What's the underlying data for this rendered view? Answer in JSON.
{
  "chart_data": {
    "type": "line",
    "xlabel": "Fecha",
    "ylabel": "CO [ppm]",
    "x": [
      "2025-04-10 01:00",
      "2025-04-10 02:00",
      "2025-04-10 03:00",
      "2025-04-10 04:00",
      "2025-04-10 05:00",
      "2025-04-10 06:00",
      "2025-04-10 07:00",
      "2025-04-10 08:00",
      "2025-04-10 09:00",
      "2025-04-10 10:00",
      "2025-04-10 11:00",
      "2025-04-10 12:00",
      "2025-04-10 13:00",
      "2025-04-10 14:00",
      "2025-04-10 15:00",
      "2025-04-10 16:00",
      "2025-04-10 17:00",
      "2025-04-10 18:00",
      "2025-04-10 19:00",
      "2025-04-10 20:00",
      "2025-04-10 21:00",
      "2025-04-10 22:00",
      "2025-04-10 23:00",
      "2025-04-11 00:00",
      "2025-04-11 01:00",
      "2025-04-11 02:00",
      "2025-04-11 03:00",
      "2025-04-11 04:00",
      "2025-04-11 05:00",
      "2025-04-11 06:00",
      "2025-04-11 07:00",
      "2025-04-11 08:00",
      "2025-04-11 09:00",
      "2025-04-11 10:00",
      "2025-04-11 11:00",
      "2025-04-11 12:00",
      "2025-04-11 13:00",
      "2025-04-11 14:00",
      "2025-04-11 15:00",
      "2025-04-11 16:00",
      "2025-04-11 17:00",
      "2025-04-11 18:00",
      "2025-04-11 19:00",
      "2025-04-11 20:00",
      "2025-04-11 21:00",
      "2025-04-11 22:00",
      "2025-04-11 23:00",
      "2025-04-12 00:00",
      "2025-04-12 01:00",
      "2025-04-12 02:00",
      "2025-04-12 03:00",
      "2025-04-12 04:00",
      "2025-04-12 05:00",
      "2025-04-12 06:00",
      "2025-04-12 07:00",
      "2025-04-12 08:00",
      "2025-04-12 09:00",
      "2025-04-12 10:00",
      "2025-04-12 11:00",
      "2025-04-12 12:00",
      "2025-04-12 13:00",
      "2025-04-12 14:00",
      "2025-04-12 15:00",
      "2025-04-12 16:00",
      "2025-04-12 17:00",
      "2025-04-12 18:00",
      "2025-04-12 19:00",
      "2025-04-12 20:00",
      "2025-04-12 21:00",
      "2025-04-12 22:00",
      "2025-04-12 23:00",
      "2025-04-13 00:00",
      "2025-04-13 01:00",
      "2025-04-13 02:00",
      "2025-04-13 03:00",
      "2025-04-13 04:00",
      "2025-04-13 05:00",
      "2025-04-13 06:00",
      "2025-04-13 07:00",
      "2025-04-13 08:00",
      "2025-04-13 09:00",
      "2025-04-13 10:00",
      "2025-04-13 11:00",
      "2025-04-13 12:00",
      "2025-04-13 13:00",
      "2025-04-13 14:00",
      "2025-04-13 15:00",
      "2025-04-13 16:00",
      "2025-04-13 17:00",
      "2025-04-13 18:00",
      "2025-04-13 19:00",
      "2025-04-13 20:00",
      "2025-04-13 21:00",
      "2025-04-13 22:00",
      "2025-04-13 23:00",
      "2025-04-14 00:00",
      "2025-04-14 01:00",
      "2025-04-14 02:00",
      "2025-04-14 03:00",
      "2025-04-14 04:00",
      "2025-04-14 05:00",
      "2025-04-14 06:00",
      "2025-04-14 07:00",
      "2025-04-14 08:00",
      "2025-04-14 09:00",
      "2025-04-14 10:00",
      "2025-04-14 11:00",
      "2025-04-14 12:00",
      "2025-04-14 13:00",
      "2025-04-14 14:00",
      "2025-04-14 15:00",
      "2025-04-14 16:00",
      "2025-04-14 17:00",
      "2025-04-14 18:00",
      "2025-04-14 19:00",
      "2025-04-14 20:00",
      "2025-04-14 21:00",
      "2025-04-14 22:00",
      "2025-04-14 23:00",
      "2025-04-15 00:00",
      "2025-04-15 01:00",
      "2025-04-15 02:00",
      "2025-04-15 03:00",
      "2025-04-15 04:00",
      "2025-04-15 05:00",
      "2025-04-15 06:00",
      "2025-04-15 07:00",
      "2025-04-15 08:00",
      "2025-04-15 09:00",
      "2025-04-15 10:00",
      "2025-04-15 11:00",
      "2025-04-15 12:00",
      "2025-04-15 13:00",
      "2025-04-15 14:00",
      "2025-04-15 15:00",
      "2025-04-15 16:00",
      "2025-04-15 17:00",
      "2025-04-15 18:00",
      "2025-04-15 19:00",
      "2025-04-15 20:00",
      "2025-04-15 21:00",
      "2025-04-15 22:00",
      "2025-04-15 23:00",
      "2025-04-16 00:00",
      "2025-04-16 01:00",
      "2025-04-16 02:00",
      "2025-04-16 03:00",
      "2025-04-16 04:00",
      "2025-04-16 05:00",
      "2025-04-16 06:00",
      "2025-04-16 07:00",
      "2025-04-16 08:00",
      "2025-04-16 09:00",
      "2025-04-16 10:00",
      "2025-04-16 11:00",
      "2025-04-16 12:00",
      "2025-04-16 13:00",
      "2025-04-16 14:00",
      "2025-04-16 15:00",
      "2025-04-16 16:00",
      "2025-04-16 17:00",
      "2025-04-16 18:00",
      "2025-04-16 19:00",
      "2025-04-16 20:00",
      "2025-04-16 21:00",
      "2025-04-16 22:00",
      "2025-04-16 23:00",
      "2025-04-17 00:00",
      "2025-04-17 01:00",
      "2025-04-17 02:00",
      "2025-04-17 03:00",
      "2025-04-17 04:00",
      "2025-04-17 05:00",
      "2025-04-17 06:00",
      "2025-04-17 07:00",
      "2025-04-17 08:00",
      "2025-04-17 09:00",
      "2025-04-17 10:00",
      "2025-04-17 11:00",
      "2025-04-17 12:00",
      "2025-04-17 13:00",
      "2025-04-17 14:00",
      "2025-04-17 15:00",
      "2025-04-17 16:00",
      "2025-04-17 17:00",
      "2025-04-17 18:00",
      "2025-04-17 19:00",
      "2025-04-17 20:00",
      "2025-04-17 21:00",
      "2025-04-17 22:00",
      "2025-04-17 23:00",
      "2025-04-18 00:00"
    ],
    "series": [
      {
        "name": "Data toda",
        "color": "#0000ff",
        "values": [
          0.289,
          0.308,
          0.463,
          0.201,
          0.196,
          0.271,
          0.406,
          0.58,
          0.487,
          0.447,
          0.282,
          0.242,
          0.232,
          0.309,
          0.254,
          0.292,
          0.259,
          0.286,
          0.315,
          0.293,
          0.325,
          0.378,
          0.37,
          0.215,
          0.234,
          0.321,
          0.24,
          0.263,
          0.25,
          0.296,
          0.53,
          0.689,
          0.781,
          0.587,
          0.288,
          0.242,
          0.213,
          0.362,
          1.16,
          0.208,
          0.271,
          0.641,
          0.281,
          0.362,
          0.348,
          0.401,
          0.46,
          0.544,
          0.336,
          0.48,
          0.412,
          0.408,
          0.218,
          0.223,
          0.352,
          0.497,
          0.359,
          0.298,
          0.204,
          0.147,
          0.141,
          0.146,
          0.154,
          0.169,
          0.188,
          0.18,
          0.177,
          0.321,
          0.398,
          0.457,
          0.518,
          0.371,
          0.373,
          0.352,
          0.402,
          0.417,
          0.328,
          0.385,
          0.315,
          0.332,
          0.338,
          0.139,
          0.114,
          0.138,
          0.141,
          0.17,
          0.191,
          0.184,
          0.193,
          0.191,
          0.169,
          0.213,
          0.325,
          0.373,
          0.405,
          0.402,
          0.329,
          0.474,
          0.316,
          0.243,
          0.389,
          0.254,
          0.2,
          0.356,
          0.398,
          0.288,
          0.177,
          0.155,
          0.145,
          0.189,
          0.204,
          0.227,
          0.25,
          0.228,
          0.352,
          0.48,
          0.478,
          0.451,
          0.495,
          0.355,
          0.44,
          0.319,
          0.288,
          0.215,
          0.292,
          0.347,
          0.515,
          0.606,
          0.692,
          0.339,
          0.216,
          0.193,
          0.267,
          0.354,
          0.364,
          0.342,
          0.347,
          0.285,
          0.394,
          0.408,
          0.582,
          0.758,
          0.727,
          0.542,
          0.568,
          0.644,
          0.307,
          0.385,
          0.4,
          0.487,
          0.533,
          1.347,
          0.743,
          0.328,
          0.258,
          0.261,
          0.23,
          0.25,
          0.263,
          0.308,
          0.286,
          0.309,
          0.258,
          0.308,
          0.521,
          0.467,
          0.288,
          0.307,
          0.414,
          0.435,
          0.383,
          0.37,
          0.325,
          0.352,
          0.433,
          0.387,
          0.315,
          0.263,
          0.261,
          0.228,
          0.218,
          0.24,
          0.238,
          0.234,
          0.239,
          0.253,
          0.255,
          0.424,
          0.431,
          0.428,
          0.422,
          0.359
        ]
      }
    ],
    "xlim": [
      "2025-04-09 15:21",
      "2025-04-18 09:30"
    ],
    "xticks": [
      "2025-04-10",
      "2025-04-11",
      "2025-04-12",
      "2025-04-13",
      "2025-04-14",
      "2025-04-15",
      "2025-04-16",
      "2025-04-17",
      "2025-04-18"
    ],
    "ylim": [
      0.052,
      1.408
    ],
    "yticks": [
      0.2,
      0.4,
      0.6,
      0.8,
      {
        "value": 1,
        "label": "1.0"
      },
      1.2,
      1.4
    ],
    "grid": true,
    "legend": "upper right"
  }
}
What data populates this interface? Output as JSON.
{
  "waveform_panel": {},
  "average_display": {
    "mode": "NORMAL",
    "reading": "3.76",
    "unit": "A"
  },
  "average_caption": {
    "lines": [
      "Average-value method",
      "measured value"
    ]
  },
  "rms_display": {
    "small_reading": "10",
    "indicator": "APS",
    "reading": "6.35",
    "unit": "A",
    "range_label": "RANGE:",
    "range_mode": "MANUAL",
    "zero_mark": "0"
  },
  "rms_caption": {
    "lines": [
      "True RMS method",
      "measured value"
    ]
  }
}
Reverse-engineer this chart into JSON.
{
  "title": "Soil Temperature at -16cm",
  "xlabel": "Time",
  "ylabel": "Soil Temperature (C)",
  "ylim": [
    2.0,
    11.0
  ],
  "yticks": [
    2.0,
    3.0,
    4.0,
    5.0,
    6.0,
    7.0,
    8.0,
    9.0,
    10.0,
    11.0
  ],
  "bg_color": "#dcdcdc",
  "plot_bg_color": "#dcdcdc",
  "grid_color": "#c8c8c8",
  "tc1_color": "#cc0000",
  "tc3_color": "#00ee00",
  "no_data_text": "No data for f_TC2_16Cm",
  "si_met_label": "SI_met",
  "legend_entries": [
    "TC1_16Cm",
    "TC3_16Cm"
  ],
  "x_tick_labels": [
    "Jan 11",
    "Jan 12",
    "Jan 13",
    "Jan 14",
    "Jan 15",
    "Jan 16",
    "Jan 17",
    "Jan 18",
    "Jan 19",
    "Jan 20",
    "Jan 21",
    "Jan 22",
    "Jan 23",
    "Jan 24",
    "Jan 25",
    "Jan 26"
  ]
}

• _Job_
Show all lines in the entries above where the word "Temperature" appears.

• _Exercise solution_
  "title": "Soil Temperature at -16cm",
  "ylabel": "Soil Temperature (C)",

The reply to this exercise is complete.